START Material supplied
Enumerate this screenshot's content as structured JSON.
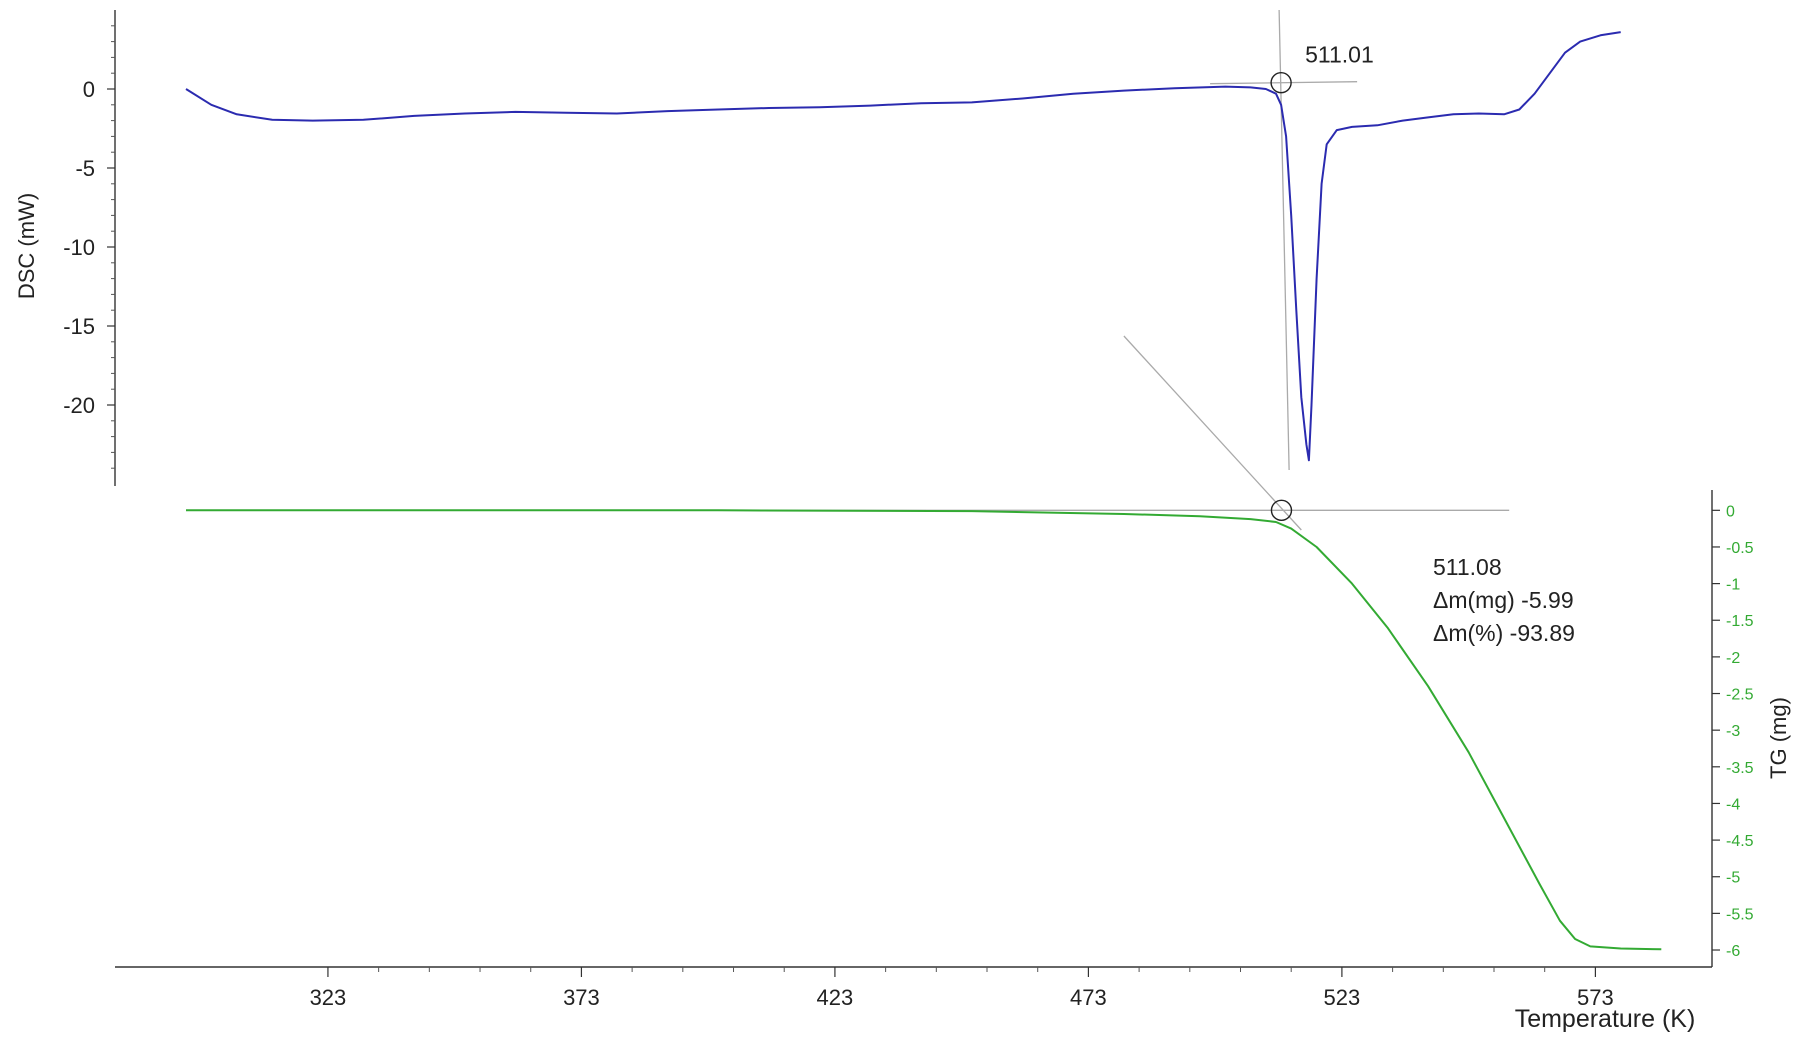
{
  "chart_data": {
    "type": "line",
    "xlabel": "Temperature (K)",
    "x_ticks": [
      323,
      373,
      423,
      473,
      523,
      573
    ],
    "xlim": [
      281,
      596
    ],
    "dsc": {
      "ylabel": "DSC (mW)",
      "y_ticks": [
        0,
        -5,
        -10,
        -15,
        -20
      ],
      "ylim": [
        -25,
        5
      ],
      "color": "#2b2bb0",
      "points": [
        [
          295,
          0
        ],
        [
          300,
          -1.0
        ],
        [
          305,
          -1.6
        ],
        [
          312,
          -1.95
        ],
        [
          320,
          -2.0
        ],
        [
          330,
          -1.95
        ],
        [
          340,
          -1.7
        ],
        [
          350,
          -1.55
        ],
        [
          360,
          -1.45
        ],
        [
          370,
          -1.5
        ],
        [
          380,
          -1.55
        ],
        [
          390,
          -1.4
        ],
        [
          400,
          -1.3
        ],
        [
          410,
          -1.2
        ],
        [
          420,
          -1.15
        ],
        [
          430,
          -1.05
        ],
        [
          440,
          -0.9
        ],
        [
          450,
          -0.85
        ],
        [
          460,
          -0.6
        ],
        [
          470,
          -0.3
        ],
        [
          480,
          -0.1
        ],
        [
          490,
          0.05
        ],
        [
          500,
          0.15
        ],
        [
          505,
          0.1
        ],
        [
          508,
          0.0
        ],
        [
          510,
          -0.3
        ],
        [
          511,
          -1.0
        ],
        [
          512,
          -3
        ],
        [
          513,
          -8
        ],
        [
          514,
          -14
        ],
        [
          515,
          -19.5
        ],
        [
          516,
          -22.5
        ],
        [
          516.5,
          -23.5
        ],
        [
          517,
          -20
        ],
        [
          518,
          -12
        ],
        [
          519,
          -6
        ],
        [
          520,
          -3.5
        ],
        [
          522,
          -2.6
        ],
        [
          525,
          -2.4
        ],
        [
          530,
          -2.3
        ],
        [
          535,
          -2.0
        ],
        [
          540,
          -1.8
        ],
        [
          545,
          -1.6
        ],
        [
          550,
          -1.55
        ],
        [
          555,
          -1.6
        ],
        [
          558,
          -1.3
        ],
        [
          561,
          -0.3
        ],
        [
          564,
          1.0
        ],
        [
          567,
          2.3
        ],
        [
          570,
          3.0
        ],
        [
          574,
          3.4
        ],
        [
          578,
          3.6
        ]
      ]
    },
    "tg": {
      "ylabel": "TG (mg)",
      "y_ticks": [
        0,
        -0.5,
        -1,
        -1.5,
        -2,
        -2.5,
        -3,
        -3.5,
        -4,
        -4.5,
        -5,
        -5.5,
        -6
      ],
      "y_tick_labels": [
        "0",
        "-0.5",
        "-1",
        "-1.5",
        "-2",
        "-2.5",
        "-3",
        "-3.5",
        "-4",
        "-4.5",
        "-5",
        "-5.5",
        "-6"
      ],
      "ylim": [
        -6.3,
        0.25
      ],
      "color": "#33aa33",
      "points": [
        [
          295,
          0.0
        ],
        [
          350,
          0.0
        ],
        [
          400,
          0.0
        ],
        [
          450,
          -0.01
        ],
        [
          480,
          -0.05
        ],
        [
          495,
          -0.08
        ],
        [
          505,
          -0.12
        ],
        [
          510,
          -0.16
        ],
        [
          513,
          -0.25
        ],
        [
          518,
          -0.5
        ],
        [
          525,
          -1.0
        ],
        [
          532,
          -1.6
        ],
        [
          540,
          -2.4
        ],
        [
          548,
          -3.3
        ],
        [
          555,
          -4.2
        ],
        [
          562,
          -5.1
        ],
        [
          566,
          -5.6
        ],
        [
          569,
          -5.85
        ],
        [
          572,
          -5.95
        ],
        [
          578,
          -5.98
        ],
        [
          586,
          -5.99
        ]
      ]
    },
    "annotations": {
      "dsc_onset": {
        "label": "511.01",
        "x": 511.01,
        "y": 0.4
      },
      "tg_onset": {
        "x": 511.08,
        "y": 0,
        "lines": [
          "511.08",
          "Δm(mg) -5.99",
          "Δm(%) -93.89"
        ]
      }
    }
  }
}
END Material supplied
* **Written problem**
Leaving aside the images, write out the entries above word for word.

* **The response**
Enumerate this screenshot's content as structured JSON.
{
  "chart_data": {
    "type": "line",
    "xlabel": "Temperature (K)",
    "x_ticks": [
      323,
      373,
      423,
      473,
      523,
      573
    ],
    "xlim": [
      281,
      596
    ],
    "dsc": {
      "ylabel": "DSC (mW)",
      "y_ticks": [
        0,
        -5,
        -10,
        -15,
        -20
      ],
      "ylim": [
        -25,
        5
      ],
      "color": "#2b2bb0",
      "points": [
        [
          295,
          0
        ],
        [
          300,
          -1.0
        ],
        [
          305,
          -1.6
        ],
        [
          312,
          -1.95
        ],
        [
          320,
          -2.0
        ],
        [
          330,
          -1.95
        ],
        [
          340,
          -1.7
        ],
        [
          350,
          -1.55
        ],
        [
          360,
          -1.45
        ],
        [
          370,
          -1.5
        ],
        [
          380,
          -1.55
        ],
        [
          390,
          -1.4
        ],
        [
          400,
          -1.3
        ],
        [
          410,
          -1.2
        ],
        [
          420,
          -1.15
        ],
        [
          430,
          -1.05
        ],
        [
          440,
          -0.9
        ],
        [
          450,
          -0.85
        ],
        [
          460,
          -0.6
        ],
        [
          470,
          -0.3
        ],
        [
          480,
          -0.1
        ],
        [
          490,
          0.05
        ],
        [
          500,
          0.15
        ],
        [
          505,
          0.1
        ],
        [
          508,
          0.0
        ],
        [
          510,
          -0.3
        ],
        [
          511,
          -1.0
        ],
        [
          512,
          -3
        ],
        [
          513,
          -8
        ],
        [
          514,
          -14
        ],
        [
          515,
          -19.5
        ],
        [
          516,
          -22.5
        ],
        [
          516.5,
          -23.5
        ],
        [
          517,
          -20
        ],
        [
          518,
          -12
        ],
        [
          519,
          -6
        ],
        [
          520,
          -3.5
        ],
        [
          522,
          -2.6
        ],
        [
          525,
          -2.4
        ],
        [
          530,
          -2.3
        ],
        [
          535,
          -2.0
        ],
        [
          540,
          -1.8
        ],
        [
          545,
          -1.6
        ],
        [
          550,
          -1.55
        ],
        [
          555,
          -1.6
        ],
        [
          558,
          -1.3
        ],
        [
          561,
          -0.3
        ],
        [
          564,
          1.0
        ],
        [
          567,
          2.3
        ],
        [
          570,
          3.0
        ],
        [
          574,
          3.4
        ],
        [
          578,
          3.6
        ]
      ]
    },
    "tg": {
      "ylabel": "TG (mg)",
      "y_ticks": [
        0,
        -0.5,
        -1,
        -1.5,
        -2,
        -2.5,
        -3,
        -3.5,
        -4,
        -4.5,
        -5,
        -5.5,
        -6
      ],
      "y_tick_labels": [
        "0",
        "-0.5",
        "-1",
        "-1.5",
        "-2",
        "-2.5",
        "-3",
        "-3.5",
        "-4",
        "-4.5",
        "-5",
        "-5.5",
        "-6"
      ],
      "ylim": [
        -6.3,
        0.25
      ],
      "color": "#33aa33",
      "points": [
        [
          295,
          0.0
        ],
        [
          350,
          0.0
        ],
        [
          400,
          0.0
        ],
        [
          450,
          -0.01
        ],
        [
          480,
          -0.05
        ],
        [
          495,
          -0.08
        ],
        [
          505,
          -0.12
        ],
        [
          510,
          -0.16
        ],
        [
          513,
          -0.25
        ],
        [
          518,
          -0.5
        ],
        [
          525,
          -1.0
        ],
        [
          532,
          -1.6
        ],
        [
          540,
          -2.4
        ],
        [
          548,
          -3.3
        ],
        [
          555,
          -4.2
        ],
        [
          562,
          -5.1
        ],
        [
          566,
          -5.6
        ],
        [
          569,
          -5.85
        ],
        [
          572,
          -5.95
        ],
        [
          578,
          -5.98
        ],
        [
          586,
          -5.99
        ]
      ]
    },
    "annotations": {
      "dsc_onset": {
        "label": "511.01",
        "x": 511.01,
        "y": 0.4
      },
      "tg_onset": {
        "x": 511.08,
        "y": 0,
        "lines": [
          "511.08",
          "Δm(mg) -5.99",
          "Δm(%) -93.89"
        ]
      }
    }
  }
}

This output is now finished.